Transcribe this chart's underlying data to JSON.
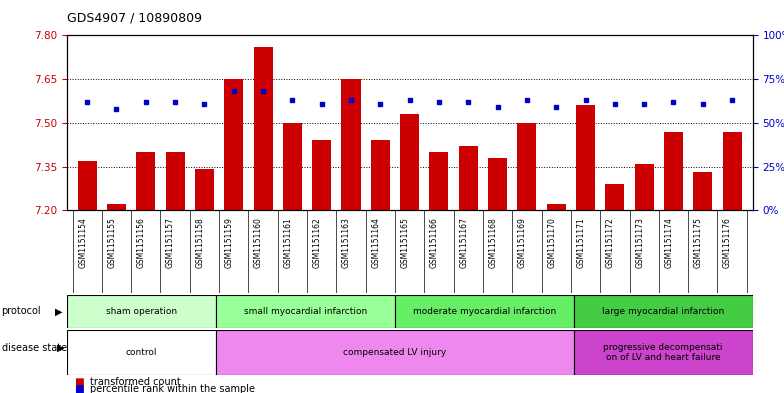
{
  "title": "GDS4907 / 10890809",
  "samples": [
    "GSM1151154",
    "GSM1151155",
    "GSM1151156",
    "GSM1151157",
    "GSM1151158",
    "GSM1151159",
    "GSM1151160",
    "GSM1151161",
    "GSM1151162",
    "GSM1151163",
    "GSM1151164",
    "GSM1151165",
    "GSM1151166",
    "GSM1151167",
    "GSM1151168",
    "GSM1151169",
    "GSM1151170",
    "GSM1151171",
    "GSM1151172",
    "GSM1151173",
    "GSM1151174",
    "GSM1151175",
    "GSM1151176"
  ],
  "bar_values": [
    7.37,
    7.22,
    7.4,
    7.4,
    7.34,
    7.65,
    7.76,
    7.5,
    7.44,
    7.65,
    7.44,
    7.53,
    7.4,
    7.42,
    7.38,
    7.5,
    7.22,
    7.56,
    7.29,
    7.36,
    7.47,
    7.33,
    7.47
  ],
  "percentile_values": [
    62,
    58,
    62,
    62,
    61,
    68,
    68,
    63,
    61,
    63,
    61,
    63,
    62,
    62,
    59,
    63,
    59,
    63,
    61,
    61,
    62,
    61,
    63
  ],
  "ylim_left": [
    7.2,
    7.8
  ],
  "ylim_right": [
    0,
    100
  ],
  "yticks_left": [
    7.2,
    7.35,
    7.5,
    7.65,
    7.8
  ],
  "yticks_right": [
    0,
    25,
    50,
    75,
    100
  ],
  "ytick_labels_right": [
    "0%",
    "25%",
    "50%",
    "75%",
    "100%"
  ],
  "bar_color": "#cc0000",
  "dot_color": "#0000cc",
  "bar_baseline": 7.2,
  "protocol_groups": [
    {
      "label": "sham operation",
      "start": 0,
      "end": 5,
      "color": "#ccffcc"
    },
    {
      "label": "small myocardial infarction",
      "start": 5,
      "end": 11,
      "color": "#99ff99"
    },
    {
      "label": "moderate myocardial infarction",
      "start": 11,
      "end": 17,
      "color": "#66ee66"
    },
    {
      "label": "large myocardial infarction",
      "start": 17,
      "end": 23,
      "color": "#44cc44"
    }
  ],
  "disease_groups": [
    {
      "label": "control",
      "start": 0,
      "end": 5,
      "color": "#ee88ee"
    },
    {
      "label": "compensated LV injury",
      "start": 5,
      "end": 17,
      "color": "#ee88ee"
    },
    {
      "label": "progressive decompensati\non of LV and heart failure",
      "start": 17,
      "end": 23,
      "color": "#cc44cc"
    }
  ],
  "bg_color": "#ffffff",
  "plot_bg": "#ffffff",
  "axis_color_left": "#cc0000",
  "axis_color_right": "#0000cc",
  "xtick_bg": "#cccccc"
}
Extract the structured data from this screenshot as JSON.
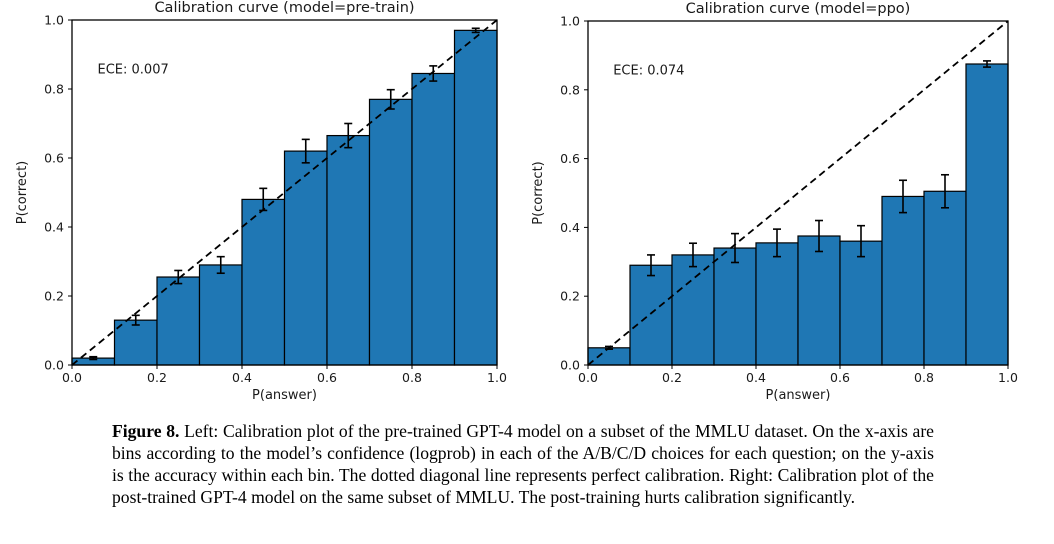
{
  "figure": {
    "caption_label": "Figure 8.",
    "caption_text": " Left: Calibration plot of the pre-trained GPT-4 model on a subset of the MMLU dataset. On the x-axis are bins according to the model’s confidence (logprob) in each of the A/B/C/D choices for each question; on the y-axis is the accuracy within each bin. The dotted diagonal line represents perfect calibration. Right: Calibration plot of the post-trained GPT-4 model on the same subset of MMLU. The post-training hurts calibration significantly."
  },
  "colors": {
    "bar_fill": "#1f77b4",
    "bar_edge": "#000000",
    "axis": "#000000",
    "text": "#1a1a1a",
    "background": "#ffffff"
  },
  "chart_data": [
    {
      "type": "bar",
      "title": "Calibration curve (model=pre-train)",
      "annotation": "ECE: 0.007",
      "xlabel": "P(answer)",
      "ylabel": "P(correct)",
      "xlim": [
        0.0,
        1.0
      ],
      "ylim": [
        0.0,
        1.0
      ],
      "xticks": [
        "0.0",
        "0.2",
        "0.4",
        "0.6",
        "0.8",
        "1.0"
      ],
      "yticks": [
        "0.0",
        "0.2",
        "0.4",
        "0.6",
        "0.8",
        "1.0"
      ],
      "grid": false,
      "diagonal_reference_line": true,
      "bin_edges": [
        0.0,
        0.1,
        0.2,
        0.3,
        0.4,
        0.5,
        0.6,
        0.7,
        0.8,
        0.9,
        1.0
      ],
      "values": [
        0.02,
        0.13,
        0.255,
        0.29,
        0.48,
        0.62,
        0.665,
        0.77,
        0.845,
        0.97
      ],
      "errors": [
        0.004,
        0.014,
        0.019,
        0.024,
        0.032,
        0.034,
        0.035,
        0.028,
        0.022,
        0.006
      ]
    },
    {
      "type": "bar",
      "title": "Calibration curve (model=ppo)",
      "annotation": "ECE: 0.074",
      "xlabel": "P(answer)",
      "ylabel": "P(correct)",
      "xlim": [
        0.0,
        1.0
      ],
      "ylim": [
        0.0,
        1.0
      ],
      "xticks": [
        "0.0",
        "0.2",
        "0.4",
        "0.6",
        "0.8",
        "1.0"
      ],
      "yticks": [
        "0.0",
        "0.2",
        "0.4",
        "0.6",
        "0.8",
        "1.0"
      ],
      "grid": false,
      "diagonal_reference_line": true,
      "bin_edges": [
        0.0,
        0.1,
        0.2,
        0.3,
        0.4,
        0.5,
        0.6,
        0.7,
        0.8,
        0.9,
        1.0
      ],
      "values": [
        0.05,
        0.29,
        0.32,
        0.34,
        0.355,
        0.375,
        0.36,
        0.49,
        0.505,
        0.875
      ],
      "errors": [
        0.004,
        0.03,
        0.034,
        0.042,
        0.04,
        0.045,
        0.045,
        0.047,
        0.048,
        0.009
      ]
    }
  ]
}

PROBLEM TO SOLVE. Return all of the entries exactly as written, but drop any pictures they hold.

WORKED SOLUTION.
Transcribe this chart's underlying data to JSON.
{
  "title": "GDS4907 / 10890809",
  "samples": [
    "GSM1151154",
    "GSM1151155",
    "GSM1151156",
    "GSM1151157",
    "GSM1151158",
    "GSM1151159",
    "GSM1151160",
    "GSM1151161",
    "GSM1151162",
    "GSM1151163",
    "GSM1151164",
    "GSM1151165",
    "GSM1151166",
    "GSM1151167",
    "GSM1151168",
    "GSM1151169",
    "GSM1151170",
    "GSM1151171",
    "GSM1151172",
    "GSM1151173",
    "GSM1151174",
    "GSM1151175",
    "GSM1151176"
  ],
  "bar_values": [
    7.37,
    7.22,
    7.4,
    7.4,
    7.34,
    7.65,
    7.76,
    7.5,
    7.44,
    7.65,
    7.44,
    7.53,
    7.4,
    7.42,
    7.38,
    7.5,
    7.22,
    7.56,
    7.29,
    7.36,
    7.47,
    7.33,
    7.47
  ],
  "percentile_values": [
    62,
    58,
    62,
    62,
    61,
    68,
    68,
    63,
    61,
    63,
    61,
    63,
    62,
    62,
    59,
    63,
    59,
    63,
    61,
    61,
    62,
    61,
    63
  ],
  "ylim_left": [
    7.2,
    7.8
  ],
  "ylim_right": [
    0,
    100
  ],
  "yticks_left": [
    7.2,
    7.35,
    7.5,
    7.65,
    7.8
  ],
  "yticks_right": [
    0,
    25,
    50,
    75,
    100
  ],
  "ytick_labels_right": [
    "0%",
    "25%",
    "50%",
    "75%",
    "100%"
  ],
  "bar_color": "#cc0000",
  "dot_color": "#0000cc",
  "bar_baseline": 7.2,
  "protocol_groups": [
    {
      "label": "sham operation",
      "start": 0,
      "end": 5,
      "color": "#ccffcc"
    },
    {
      "label": "small myocardial infarction",
      "start": 5,
      "end": 11,
      "color": "#99ff99"
    },
    {
      "label": "moderate myocardial infarction",
      "start": 11,
      "end": 17,
      "color": "#66ee66"
    },
    {
      "label": "large myocardial infarction",
      "start": 17,
      "end": 23,
      "color": "#44cc44"
    }
  ],
  "disease_groups": [
    {
      "label": "control",
      "start": 0,
      "end": 5,
      "color": "#ee88ee"
    },
    {
      "label": "compensated LV injury",
      "start": 5,
      "end": 17,
      "color": "#ee88ee"
    },
    {
      "label": "progressive decompensati\non of LV and heart failure",
      "start": 17,
      "end": 23,
      "color": "#cc44cc"
    }
  ],
  "bg_color": "#ffffff",
  "plot_bg": "#ffffff",
  "axis_color_left": "#cc0000",
  "axis_color_right": "#0000cc",
  "xtick_bg": "#cccccc"
}
Extract the structured data from this screenshot as JSON.
{
  "figure": {
    "caption_label": "Figure 8.",
    "caption_text": " Left: Calibration plot of the pre-trained GPT-4 model on a subset of the MMLU dataset. On the x-axis are bins according to the model’s confidence (logprob) in each of the A/B/C/D choices for each question; on the y-axis is the accuracy within each bin. The dotted diagonal line represents perfect calibration. Right: Calibration plot of the post-trained GPT-4 model on the same subset of MMLU. The post-training hurts calibration significantly."
  },
  "colors": {
    "bar_fill": "#1f77b4",
    "bar_edge": "#000000",
    "axis": "#000000",
    "text": "#1a1a1a",
    "background": "#ffffff"
  },
  "chart_data": [
    {
      "type": "bar",
      "title": "Calibration curve (model=pre-train)",
      "annotation": "ECE: 0.007",
      "xlabel": "P(answer)",
      "ylabel": "P(correct)",
      "xlim": [
        0.0,
        1.0
      ],
      "ylim": [
        0.0,
        1.0
      ],
      "xticks": [
        "0.0",
        "0.2",
        "0.4",
        "0.6",
        "0.8",
        "1.0"
      ],
      "yticks": [
        "0.0",
        "0.2",
        "0.4",
        "0.6",
        "0.8",
        "1.0"
      ],
      "grid": false,
      "diagonal_reference_line": true,
      "bin_edges": [
        0.0,
        0.1,
        0.2,
        0.3,
        0.4,
        0.5,
        0.6,
        0.7,
        0.8,
        0.9,
        1.0
      ],
      "values": [
        0.02,
        0.13,
        0.255,
        0.29,
        0.48,
        0.62,
        0.665,
        0.77,
        0.845,
        0.97
      ],
      "errors": [
        0.004,
        0.014,
        0.019,
        0.024,
        0.032,
        0.034,
        0.035,
        0.028,
        0.022,
        0.006
      ]
    },
    {
      "type": "bar",
      "title": "Calibration curve (model=ppo)",
      "annotation": "ECE: 0.074",
      "xlabel": "P(answer)",
      "ylabel": "P(correct)",
      "xlim": [
        0.0,
        1.0
      ],
      "ylim": [
        0.0,
        1.0
      ],
      "xticks": [
        "0.0",
        "0.2",
        "0.4",
        "0.6",
        "0.8",
        "1.0"
      ],
      "yticks": [
        "0.0",
        "0.2",
        "0.4",
        "0.6",
        "0.8",
        "1.0"
      ],
      "grid": false,
      "diagonal_reference_line": true,
      "bin_edges": [
        0.0,
        0.1,
        0.2,
        0.3,
        0.4,
        0.5,
        0.6,
        0.7,
        0.8,
        0.9,
        1.0
      ],
      "values": [
        0.05,
        0.29,
        0.32,
        0.34,
        0.355,
        0.375,
        0.36,
        0.49,
        0.505,
        0.875
      ],
      "errors": [
        0.004,
        0.03,
        0.034,
        0.042,
        0.04,
        0.045,
        0.045,
        0.047,
        0.048,
        0.009
      ]
    }
  ]
}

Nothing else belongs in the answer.